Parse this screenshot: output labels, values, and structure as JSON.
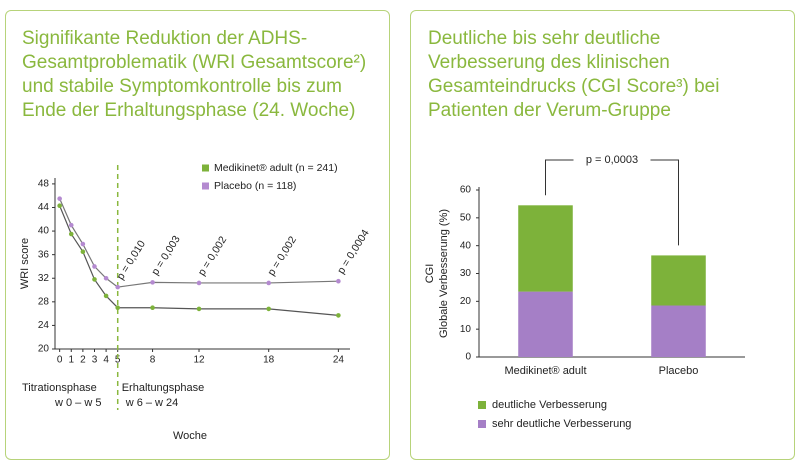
{
  "chart_data": [
    {
      "type": "line",
      "title": "Signifikante Reduktion der ADHS-Gesamtproblematik (WRI Gesamtscore²) und stabile Symptomkontrolle bis zum Ende der Erhaltungsphase (24. Woche)",
      "ylabel": "WRI score",
      "xlabel": "Woche",
      "x": [
        0,
        1,
        2,
        3,
        4,
        5,
        8,
        12,
        18,
        24
      ],
      "series": [
        {
          "name": "Medikinet® adult (n = 241)",
          "color": "#7db23a",
          "values": [
            44.3,
            39.5,
            36.5,
            31.8,
            29,
            27,
            27,
            26.8,
            26.8,
            25.7
          ]
        },
        {
          "name": "Placebo (n = 118)",
          "color": "#b48ad0",
          "values": [
            45.5,
            41,
            37.8,
            34,
            32,
            30.5,
            31.3,
            31.2,
            31.2,
            31.5
          ]
        }
      ],
      "xlim": [
        -0.4,
        25
      ],
      "xticks": [
        0,
        1,
        2,
        3,
        4,
        5,
        8,
        12,
        18,
        24
      ],
      "ylim": [
        20,
        49
      ],
      "yticks": [
        20,
        24,
        28,
        32,
        36,
        40,
        44,
        48
      ],
      "phase_divider": 5,
      "annotations": [
        {
          "x": 5,
          "label": "p = 0,010"
        },
        {
          "x": 8,
          "label": "p = 0,003"
        },
        {
          "x": 12,
          "label": "p = 0,002"
        },
        {
          "x": 18,
          "label": "p = 0,002"
        },
        {
          "x": 24,
          "label": "p = 0,0004"
        }
      ],
      "phases": [
        {
          "name": "Titrationsphase",
          "range": "w 0 – w 5"
        },
        {
          "name": "Erhaltungsphase",
          "range": "w 6 – w 24"
        }
      ]
    },
    {
      "type": "bar",
      "title": "Deutliche bis sehr deutliche Verbesserung des klinischen Gesamteindrucks (CGI Score³) bei Patienten der Verum-Gruppe",
      "ylabel": [
        "CGI",
        "Globale Verbesserung (%)"
      ],
      "categories": [
        "Medikinet® adult",
        "Placebo"
      ],
      "series": [
        {
          "name": "sehr deutliche Verbesserung",
          "color": "#a57fc6",
          "values": [
            23.5,
            18.5
          ]
        },
        {
          "name": "deutliche Verbesserung",
          "color": "#7db23a",
          "values": [
            31,
            18
          ]
        }
      ],
      "stacked": true,
      "ylim": [
        0,
        60
      ],
      "yticks": [
        0,
        10,
        20,
        30,
        40,
        50,
        60
      ],
      "annotation": "p = 0,0003"
    }
  ]
}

────────────────────

= Required work =
Copy out each line of the entries that holds "deutliche".

= Written reply =
      "title": "Deutliche bis sehr deutliche Verbesserung des klinischen Gesamteindrucks (CGI Score³) bei Patienten der Verum-Gruppe",
          "name": "sehr deutliche Verbesserung",
          "name": "deutliche Verbesserung",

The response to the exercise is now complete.